-- START Supplied data --
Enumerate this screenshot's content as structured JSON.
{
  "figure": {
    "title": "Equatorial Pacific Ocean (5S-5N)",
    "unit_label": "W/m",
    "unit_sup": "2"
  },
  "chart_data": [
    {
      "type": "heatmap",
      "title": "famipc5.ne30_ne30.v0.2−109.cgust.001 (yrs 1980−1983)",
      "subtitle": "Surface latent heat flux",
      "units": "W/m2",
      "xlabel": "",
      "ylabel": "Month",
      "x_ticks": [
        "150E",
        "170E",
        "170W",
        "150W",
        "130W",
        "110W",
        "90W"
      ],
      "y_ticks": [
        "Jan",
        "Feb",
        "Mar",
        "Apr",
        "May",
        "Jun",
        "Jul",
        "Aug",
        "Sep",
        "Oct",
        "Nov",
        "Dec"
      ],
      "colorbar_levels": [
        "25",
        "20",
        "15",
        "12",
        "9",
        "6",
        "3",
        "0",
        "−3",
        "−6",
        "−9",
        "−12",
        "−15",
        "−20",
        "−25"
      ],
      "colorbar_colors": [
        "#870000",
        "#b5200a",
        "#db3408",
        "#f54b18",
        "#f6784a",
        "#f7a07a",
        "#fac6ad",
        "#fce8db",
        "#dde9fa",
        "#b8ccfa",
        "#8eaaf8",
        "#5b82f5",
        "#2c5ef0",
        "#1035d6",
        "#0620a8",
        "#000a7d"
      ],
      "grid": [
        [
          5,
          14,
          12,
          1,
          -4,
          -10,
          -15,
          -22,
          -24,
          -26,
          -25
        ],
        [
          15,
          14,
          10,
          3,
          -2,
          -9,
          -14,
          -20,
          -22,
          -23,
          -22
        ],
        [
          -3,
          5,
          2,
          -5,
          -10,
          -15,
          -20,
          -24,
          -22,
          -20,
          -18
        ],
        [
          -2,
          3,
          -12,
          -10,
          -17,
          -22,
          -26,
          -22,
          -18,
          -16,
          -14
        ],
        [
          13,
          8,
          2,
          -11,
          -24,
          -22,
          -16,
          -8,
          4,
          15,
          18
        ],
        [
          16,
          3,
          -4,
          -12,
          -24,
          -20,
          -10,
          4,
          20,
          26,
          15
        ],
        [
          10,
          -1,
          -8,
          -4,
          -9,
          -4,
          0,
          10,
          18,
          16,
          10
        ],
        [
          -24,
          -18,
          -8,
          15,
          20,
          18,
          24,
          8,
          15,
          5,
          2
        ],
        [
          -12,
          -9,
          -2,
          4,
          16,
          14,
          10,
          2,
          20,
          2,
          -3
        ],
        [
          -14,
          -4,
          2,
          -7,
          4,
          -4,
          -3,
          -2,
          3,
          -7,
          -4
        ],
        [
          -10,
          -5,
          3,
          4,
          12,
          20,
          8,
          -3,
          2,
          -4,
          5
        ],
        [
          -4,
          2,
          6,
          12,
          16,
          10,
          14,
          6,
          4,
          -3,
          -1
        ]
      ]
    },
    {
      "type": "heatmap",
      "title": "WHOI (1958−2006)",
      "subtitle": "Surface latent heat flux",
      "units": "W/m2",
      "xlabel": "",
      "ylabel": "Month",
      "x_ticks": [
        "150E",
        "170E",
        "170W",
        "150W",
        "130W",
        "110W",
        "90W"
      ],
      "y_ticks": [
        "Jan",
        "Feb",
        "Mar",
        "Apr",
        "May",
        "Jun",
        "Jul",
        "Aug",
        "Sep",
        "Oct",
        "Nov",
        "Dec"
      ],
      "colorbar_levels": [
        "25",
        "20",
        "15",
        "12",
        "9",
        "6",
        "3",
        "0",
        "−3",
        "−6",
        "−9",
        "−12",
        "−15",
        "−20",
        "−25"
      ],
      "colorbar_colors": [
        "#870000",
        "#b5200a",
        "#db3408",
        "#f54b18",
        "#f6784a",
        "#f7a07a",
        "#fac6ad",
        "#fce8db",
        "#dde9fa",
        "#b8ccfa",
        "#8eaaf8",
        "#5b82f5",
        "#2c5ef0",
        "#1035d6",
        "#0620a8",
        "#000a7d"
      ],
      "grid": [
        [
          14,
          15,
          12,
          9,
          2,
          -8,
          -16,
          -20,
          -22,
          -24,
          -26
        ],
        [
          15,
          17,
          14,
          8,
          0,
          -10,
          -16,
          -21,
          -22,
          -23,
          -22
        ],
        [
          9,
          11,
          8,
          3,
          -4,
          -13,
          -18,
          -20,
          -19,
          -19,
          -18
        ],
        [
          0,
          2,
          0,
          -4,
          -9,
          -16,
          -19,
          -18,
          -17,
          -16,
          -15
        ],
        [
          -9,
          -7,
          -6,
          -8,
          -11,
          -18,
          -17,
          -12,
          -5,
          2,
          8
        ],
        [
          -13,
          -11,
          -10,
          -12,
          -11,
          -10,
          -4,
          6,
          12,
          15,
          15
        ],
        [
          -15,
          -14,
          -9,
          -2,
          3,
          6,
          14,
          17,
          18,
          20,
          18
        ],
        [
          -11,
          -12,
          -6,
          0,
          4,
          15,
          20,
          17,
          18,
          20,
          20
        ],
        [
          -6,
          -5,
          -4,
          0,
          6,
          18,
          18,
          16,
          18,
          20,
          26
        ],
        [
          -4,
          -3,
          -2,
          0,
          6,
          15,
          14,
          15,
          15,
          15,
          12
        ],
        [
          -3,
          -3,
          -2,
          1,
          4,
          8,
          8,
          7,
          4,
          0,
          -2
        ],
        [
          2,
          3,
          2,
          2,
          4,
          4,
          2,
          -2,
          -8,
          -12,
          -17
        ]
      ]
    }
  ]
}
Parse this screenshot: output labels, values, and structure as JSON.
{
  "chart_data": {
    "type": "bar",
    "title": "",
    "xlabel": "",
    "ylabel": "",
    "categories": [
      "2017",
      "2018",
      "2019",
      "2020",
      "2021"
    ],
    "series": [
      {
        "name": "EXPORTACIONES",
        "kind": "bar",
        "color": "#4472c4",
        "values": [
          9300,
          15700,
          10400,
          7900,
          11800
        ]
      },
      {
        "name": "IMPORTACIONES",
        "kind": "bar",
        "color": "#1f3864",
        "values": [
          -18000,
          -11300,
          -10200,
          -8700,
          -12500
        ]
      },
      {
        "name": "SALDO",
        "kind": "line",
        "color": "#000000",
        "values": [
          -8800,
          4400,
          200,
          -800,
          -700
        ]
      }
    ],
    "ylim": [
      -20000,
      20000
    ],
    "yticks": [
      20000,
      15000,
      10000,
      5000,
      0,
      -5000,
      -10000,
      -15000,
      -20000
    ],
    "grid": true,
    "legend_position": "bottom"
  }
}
-- END Supplied data --
*Your objective*. Please quote every record above exactly as it appears.

*The solution*.
Enumerate this screenshot's content as structured JSON.
{
  "figure": {
    "title": "Equatorial Pacific Ocean (5S-5N)",
    "unit_label": "W/m",
    "unit_sup": "2"
  },
  "chart_data": [
    {
      "type": "heatmap",
      "title": "famipc5.ne30_ne30.v0.2−109.cgust.001 (yrs 1980−1983)",
      "subtitle": "Surface latent heat flux",
      "units": "W/m2",
      "xlabel": "",
      "ylabel": "Month",
      "x_ticks": [
        "150E",
        "170E",
        "170W",
        "150W",
        "130W",
        "110W",
        "90W"
      ],
      "y_ticks": [
        "Jan",
        "Feb",
        "Mar",
        "Apr",
        "May",
        "Jun",
        "Jul",
        "Aug",
        "Sep",
        "Oct",
        "Nov",
        "Dec"
      ],
      "colorbar_levels": [
        "25",
        "20",
        "15",
        "12",
        "9",
        "6",
        "3",
        "0",
        "−3",
        "−6",
        "−9",
        "−12",
        "−15",
        "−20",
        "−25"
      ],
      "colorbar_colors": [
        "#870000",
        "#b5200a",
        "#db3408",
        "#f54b18",
        "#f6784a",
        "#f7a07a",
        "#fac6ad",
        "#fce8db",
        "#dde9fa",
        "#b8ccfa",
        "#8eaaf8",
        "#5b82f5",
        "#2c5ef0",
        "#1035d6",
        "#0620a8",
        "#000a7d"
      ],
      "grid": [
        [
          5,
          14,
          12,
          1,
          -4,
          -10,
          -15,
          -22,
          -24,
          -26,
          -25
        ],
        [
          15,
          14,
          10,
          3,
          -2,
          -9,
          -14,
          -20,
          -22,
          -23,
          -22
        ],
        [
          -3,
          5,
          2,
          -5,
          -10,
          -15,
          -20,
          -24,
          -22,
          -20,
          -18
        ],
        [
          -2,
          3,
          -12,
          -10,
          -17,
          -22,
          -26,
          -22,
          -18,
          -16,
          -14
        ],
        [
          13,
          8,
          2,
          -11,
          -24,
          -22,
          -16,
          -8,
          4,
          15,
          18
        ],
        [
          16,
          3,
          -4,
          -12,
          -24,
          -20,
          -10,
          4,
          20,
          26,
          15
        ],
        [
          10,
          -1,
          -8,
          -4,
          -9,
          -4,
          0,
          10,
          18,
          16,
          10
        ],
        [
          -24,
          -18,
          -8,
          15,
          20,
          18,
          24,
          8,
          15,
          5,
          2
        ],
        [
          -12,
          -9,
          -2,
          4,
          16,
          14,
          10,
          2,
          20,
          2,
          -3
        ],
        [
          -14,
          -4,
          2,
          -7,
          4,
          -4,
          -3,
          -2,
          3,
          -7,
          -4
        ],
        [
          -10,
          -5,
          3,
          4,
          12,
          20,
          8,
          -3,
          2,
          -4,
          5
        ],
        [
          -4,
          2,
          6,
          12,
          16,
          10,
          14,
          6,
          4,
          -3,
          -1
        ]
      ]
    },
    {
      "type": "heatmap",
      "title": "WHOI (1958−2006)",
      "subtitle": "Surface latent heat flux",
      "units": "W/m2",
      "xlabel": "",
      "ylabel": "Month",
      "x_ticks": [
        "150E",
        "170E",
        "170W",
        "150W",
        "130W",
        "110W",
        "90W"
      ],
      "y_ticks": [
        "Jan",
        "Feb",
        "Mar",
        "Apr",
        "May",
        "Jun",
        "Jul",
        "Aug",
        "Sep",
        "Oct",
        "Nov",
        "Dec"
      ],
      "colorbar_levels": [
        "25",
        "20",
        "15",
        "12",
        "9",
        "6",
        "3",
        "0",
        "−3",
        "−6",
        "−9",
        "−12",
        "−15",
        "−20",
        "−25"
      ],
      "colorbar_colors": [
        "#870000",
        "#b5200a",
        "#db3408",
        "#f54b18",
        "#f6784a",
        "#f7a07a",
        "#fac6ad",
        "#fce8db",
        "#dde9fa",
        "#b8ccfa",
        "#8eaaf8",
        "#5b82f5",
        "#2c5ef0",
        "#1035d6",
        "#0620a8",
        "#000a7d"
      ],
      "grid": [
        [
          14,
          15,
          12,
          9,
          2,
          -8,
          -16,
          -20,
          -22,
          -24,
          -26
        ],
        [
          15,
          17,
          14,
          8,
          0,
          -10,
          -16,
          -21,
          -22,
          -23,
          -22
        ],
        [
          9,
          11,
          8,
          3,
          -4,
          -13,
          -18,
          -20,
          -19,
          -19,
          -18
        ],
        [
          0,
          2,
          0,
          -4,
          -9,
          -16,
          -19,
          -18,
          -17,
          -16,
          -15
        ],
        [
          -9,
          -7,
          -6,
          -8,
          -11,
          -18,
          -17,
          -12,
          -5,
          2,
          8
        ],
        [
          -13,
          -11,
          -10,
          -12,
          -11,
          -10,
          -4,
          6,
          12,
          15,
          15
        ],
        [
          -15,
          -14,
          -9,
          -2,
          3,
          6,
          14,
          17,
          18,
          20,
          18
        ],
        [
          -11,
          -12,
          -6,
          0,
          4,
          15,
          20,
          17,
          18,
          20,
          20
        ],
        [
          -6,
          -5,
          -4,
          0,
          6,
          18,
          18,
          16,
          18,
          20,
          26
        ],
        [
          -4,
          -3,
          -2,
          0,
          6,
          15,
          14,
          15,
          15,
          15,
          12
        ],
        [
          -3,
          -3,
          -2,
          1,
          4,
          8,
          8,
          7,
          4,
          0,
          -2
        ],
        [
          2,
          3,
          2,
          2,
          4,
          4,
          2,
          -2,
          -8,
          -12,
          -17
        ]
      ]
    }
  ]
}
Parse this screenshot: output labels, values, and structure as JSON.
{
  "chart_data": {
    "type": "bar",
    "title": "",
    "xlabel": "",
    "ylabel": "",
    "categories": [
      "2017",
      "2018",
      "2019",
      "2020",
      "2021"
    ],
    "series": [
      {
        "name": "EXPORTACIONES",
        "kind": "bar",
        "color": "#4472c4",
        "values": [
          9300,
          15700,
          10400,
          7900,
          11800
        ]
      },
      {
        "name": "IMPORTACIONES",
        "kind": "bar",
        "color": "#1f3864",
        "values": [
          -18000,
          -11300,
          -10200,
          -8700,
          -12500
        ]
      },
      {
        "name": "SALDO",
        "kind": "line",
        "color": "#000000",
        "values": [
          -8800,
          4400,
          200,
          -800,
          -700
        ]
      }
    ],
    "ylim": [
      -20000,
      20000
    ],
    "yticks": [
      20000,
      15000,
      10000,
      5000,
      0,
      -5000,
      -10000,
      -15000,
      -20000
    ],
    "grid": true,
    "legend_position": "bottom"
  }
}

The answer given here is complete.